• **Challenge**:
Each entry must be given again exactly; images do not belong in the copy.

(begin)

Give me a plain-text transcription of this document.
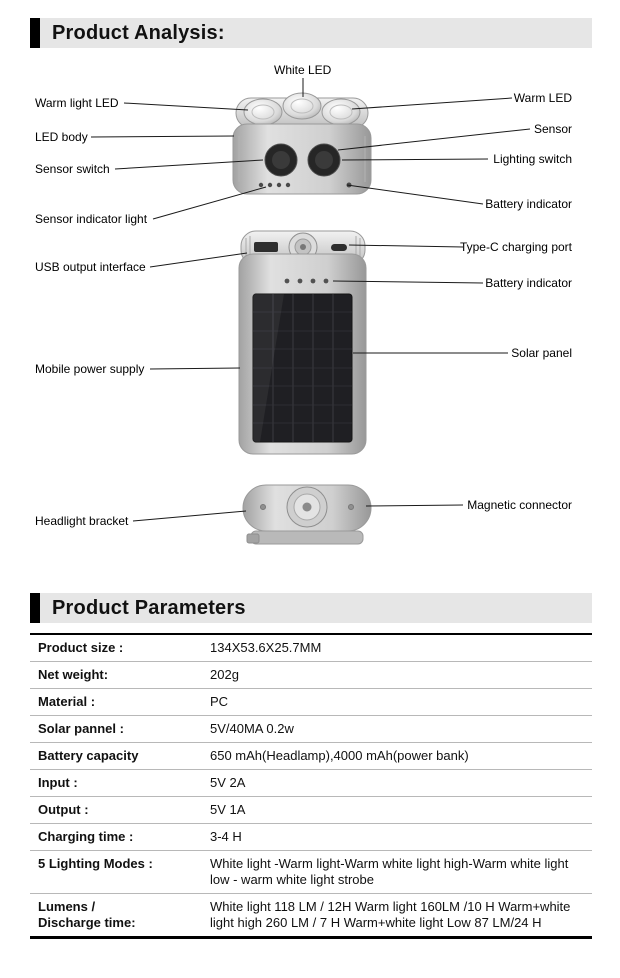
Product Analysis:
White LED
Warm light LED
LED body
Sensor switch
Sensor indicator light
USB output interface
Mobile power supply
Headlight bracket
Warm LED
Sensor
Lighting switch
Battery indicator
Type-C charging port
Battery indicator
Solar panel
Magnetic connector
Product Parameters
Product size :	134X53.6X25.7MM
Net weight:	202g
Material :	PC
Solar pannel :	5V/40MA 0.2w
Battery capacity	650 mAh(Headlamp),4000 mAh(power bank)
Input :	5V 2A
Output :	5V 1A
Charging time :	3-4 H
5 Lighting Modes :	White light -Warm light-Warm white light high-Warm white light low - warm white light strobe
Lumens / Discharge time:
White light 118 LM / 12H Warm light 160LM /10 H Warm+white light high 260 LM / 7 H Warm+white light Low 87 LM/24 H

(end)

• **Written answer**:
Give me a plain-text transcription of this document.
Product Analysis:
White LED
Warm light LED
LED body
Sensor switch
Sensor indicator light
USB output interface
Mobile power supply
Headlight bracket
Warm LED
Sensor
Lighting switch
Battery indicator
Type-C charging port
Battery indicator
Solar panel
Magnetic connector
Product Parameters
Product size :	134X53.6X25.7MM
Net weight:	202g
Material :	PC
Solar pannel :	5V/40MA 0.2w
Battery capacity	650 mAh(Headlamp),4000 mAh(power bank)
Input :	5V 2A
Output :	5V 1A
Charging time :	3-4 H
5 Lighting Modes :	White light -Warm light-Warm white light high-Warm white light low - warm white light strobe
Lumens / Discharge time:
White light 118 LM / 12H Warm light 160LM /10 H Warm+white light high 260 LM / 7 H Warm+white light Low 87 LM/24 H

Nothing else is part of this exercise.